Extract every line where the string "UEFI" appears.
━━━ Dataset extract ━━━
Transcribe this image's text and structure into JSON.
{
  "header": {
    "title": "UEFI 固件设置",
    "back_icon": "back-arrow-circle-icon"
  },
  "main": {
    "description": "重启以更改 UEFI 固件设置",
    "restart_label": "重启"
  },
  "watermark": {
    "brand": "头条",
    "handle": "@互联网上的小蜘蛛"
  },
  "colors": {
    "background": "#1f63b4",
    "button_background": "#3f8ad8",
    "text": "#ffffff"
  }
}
━━━
━━━ Dataset extract ━━━
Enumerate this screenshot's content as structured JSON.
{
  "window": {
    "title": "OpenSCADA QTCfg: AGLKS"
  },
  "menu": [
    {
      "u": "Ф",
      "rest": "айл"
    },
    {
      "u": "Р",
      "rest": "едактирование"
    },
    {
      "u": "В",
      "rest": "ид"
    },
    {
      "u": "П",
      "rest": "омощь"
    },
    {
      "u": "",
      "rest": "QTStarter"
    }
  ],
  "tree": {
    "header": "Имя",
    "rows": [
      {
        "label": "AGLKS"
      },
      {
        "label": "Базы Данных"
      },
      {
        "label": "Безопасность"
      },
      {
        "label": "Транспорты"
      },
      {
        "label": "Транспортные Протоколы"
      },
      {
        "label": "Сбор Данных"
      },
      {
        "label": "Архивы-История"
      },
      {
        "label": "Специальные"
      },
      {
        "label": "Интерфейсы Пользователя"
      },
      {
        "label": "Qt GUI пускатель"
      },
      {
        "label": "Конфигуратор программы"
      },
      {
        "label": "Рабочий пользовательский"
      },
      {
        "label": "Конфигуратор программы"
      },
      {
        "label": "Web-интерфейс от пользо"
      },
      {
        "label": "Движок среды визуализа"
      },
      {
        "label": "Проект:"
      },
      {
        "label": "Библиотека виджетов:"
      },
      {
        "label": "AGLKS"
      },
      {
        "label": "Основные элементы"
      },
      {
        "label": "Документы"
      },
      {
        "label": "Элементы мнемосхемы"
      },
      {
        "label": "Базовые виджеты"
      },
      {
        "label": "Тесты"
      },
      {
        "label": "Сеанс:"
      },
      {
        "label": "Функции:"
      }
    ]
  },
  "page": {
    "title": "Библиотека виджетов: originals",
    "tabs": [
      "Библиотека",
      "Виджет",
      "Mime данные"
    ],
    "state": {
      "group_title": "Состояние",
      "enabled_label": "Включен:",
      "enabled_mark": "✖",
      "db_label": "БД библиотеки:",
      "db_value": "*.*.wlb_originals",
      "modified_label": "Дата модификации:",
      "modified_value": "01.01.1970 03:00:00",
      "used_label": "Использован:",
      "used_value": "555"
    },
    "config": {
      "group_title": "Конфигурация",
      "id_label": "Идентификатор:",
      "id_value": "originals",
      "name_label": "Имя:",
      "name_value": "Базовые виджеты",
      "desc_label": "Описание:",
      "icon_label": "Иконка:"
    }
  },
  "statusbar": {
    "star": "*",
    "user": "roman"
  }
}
━━━
### Full response
    "title": "UEFI 固件设置",
    "description": "重启以更改 UEFI 固件设置",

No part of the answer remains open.